● **Records to process**:

____________

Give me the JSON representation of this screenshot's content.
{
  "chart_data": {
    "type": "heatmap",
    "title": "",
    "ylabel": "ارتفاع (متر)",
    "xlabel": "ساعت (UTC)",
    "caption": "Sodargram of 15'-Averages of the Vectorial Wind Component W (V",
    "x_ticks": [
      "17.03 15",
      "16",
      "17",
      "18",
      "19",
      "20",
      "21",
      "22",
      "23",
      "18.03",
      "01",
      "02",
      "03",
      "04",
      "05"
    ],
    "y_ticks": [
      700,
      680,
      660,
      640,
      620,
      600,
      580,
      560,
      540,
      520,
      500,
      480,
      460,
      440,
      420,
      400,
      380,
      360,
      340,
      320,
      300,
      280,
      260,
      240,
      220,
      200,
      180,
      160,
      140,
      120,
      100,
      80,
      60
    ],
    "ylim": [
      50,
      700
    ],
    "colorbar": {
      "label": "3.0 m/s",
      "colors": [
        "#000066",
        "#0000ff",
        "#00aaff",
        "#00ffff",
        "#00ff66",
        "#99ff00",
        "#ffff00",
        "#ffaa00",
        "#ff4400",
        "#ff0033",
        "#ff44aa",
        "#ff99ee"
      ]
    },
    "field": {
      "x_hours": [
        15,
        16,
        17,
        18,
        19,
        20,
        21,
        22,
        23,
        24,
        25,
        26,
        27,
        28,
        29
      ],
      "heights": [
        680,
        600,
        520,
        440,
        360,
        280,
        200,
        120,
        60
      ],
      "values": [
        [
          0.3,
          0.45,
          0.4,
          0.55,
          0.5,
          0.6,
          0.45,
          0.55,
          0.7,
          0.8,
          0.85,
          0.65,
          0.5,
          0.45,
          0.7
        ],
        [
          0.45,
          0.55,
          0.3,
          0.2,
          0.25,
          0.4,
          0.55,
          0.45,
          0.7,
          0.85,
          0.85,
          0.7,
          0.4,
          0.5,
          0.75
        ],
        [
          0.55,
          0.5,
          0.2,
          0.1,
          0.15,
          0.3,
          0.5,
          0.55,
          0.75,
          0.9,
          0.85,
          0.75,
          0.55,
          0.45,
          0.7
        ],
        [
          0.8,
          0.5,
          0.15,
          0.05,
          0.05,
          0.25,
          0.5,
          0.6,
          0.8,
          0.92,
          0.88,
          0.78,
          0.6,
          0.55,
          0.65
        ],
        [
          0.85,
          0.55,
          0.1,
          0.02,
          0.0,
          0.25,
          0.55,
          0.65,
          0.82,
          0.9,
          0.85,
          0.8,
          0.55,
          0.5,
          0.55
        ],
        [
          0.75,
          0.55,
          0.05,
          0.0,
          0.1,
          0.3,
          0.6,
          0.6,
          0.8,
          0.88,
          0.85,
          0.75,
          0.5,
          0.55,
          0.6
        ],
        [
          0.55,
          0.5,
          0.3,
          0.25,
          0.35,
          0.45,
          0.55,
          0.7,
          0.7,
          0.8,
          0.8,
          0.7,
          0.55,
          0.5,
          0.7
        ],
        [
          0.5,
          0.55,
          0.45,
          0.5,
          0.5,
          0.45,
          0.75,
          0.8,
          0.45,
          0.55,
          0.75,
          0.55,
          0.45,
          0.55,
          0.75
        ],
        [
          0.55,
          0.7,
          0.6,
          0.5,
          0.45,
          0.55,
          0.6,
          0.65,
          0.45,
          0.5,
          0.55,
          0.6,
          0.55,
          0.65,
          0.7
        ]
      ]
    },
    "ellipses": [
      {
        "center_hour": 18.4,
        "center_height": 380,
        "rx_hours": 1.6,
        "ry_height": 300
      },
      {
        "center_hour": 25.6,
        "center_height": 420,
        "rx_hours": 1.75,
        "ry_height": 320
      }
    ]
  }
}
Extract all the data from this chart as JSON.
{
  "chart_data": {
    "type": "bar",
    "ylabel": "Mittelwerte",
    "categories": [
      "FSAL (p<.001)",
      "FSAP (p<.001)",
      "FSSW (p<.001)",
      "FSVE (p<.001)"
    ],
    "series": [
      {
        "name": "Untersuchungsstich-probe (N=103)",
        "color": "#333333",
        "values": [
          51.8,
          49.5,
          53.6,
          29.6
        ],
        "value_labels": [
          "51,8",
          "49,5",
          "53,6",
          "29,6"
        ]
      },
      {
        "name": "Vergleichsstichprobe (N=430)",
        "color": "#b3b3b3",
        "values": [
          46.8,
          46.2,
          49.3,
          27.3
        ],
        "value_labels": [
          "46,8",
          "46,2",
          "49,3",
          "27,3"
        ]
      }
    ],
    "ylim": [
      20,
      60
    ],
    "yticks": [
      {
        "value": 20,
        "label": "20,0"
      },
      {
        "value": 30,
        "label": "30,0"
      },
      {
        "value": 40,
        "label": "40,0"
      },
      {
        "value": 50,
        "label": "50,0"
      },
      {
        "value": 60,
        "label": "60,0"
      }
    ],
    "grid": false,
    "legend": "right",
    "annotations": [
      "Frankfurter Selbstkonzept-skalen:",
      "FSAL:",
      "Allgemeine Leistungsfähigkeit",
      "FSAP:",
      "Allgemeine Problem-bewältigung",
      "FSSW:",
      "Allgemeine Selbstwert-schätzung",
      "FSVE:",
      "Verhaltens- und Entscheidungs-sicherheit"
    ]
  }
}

____________

● **Short problem**: Copy all lines from the listing that contain "Allgemeine".

● **Exercise output**:
      "Allgemeine Leistungsfähigkeit",
      "Allgemeine Problem-bewältigung",
      "Allgemeine Selbstwert-schätzung",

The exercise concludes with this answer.